## DOCUMENT EXCERPT:

....

# Why is my cat so vocal all of a sudden?



## N Rogers (Jul 4, 2005)

Hey everyone,
We have had our cat for almost 14 years now. He has always been a very social and loving cat, he loves being around us. However, he never used to make any noise in terms of 'meows' etc. But in the past 2 years or so, he has started 'meowing' all the time and generally being really vocal. 

Anyone know what may have caused the change???

He sometimes does it when he wants to be fed or other times if he wants some attention.

We find it really cute , but have all been curious as to why he didnt really "speak" for all those years but now does.

????


----------



## -T- (Jun 27, 2005)

as my cat got older, she required more attention, which she gets by meowing, if she looks fine, & doesn't seem sick, all the cat is wanting is more attention. My cat meows for attention like every hour. the first 10 years of her life, I didn't even know I had a cat at times.

-T-


----------



## N Rogers (Jul 4, 2005)

....

## STATED EXERCISE A:
Please put the rows into a numbered list, from the first row through the line containing "515, 329, 525]", both included, leaving out blank lines.
The forum thread and the rows have no connection to each other.

## RECORDS PROVIDED:
....

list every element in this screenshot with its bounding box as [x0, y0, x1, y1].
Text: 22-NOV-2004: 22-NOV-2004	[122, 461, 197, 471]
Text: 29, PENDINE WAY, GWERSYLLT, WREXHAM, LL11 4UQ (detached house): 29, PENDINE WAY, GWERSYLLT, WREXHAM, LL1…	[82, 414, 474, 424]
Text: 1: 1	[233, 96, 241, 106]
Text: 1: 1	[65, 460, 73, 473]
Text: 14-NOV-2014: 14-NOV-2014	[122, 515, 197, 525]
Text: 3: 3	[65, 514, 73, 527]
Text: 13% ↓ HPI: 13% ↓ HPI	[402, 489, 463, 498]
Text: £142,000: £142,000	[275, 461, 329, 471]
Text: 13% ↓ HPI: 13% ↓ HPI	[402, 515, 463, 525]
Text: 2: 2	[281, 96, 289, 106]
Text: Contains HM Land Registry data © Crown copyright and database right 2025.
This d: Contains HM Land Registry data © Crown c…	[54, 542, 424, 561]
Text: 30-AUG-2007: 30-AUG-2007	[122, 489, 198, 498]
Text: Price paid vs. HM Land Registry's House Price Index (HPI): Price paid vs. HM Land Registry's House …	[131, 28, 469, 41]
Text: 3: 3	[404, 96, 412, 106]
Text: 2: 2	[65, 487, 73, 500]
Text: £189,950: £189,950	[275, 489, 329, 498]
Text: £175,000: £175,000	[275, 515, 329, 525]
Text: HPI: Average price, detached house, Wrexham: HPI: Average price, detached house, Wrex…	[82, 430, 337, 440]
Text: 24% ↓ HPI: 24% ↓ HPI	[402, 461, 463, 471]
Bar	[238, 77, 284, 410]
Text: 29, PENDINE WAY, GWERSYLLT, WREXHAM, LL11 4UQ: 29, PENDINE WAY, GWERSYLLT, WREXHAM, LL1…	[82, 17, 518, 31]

....

## STATED EXERCISE B:
Output the whole forum thread about the vocal cat without any changes.

## WRITTEN RESPONSE A:
1. list every element in this screenshot with its bounding box as [x0, y0, x1, y1].
2. Text: 22-NOV-2004: 22-NOV-2004	[122, 461, 197, 471]
3. Text: 29, PENDINE WAY, GWERSYLLT, WREXHAM, LL11 4UQ (detached house): 29, PENDINE WAY, GWERSYLLT, WREXHAM, LL1…	[82, 414, 474, 424]
4. Text: 1: 1	[233, 96, 241, 106]
5. Text: 1: 1	[65, 460, 73, 473]
6. Text: 14-NOV-2014: 14-NOV-2014	[122, 515, 197, 525]
7. Text: 3: 3	[65, 514, 73, 527]
8. Text: 13% ↓ HPI: 13% ↓ HPI	[402, 489, 463, 498]
9. Text: £142,000: £142,000	[275, 461, 329, 471]
10. Text: 13% ↓ HPI: 13% ↓ HPI	[402, 515, 463, 525]
11. Text: 2: 2	[281, 96, 289, 106]
12. Text: Contains HM Land Registry data © Crown copyright and database right 2025.
13. This d: Contains HM Land Registry data © Crown c…	[54, 542, 424, 561]
14. Text: 30-AUG-2007: 30-AUG-2007	[122, 489, 198, 498]
15. Text: Price paid vs. HM Land Registry's House Price Index (HPI): Price paid vs. HM Land Registry's House …	[131, 28, 469, 41]
16. Text: 3: 3	[404, 96, 412, 106]
17. Text: 2: 2	[65, 487, 73, 500]
18. Text: £189,950: £189,950	[275, 489, 329, 498]
19. Text: £175,000: £175,000	[275, 515, 329, 525]

## WRITTEN RESPONSE B:
# Why is my cat so vocal all of a sudden?



## N Rogers (Jul 4, 2005)

Hey everyone,
We have had our cat for almost 14 years now. He has always been a very social and loving cat, he loves being around us. However, he never used to make any noise in terms of 'meows' etc. But in the past 2 years or so, he has started 'meowing' all the time and generally being really vocal. 

Anyone know what may have caused the change???

He sometimes does it when he wants to be fed or other times if he wants some attention.

We find it really cute , but have all been curious as to why he didnt really "speak" for all those years but now does.

????


----------



## -T- (Jun 27, 2005)

as my cat got older, she required more attention, which she gets by meowing, if she looks fine, & doesn't seem sick, all the cat is wanting is more attention. My cat meows for attention like every hour. the first 10 years of her life, I didn't even know I had a cat at times.

-T-


----------



## N Rogers (Jul 4, 2005)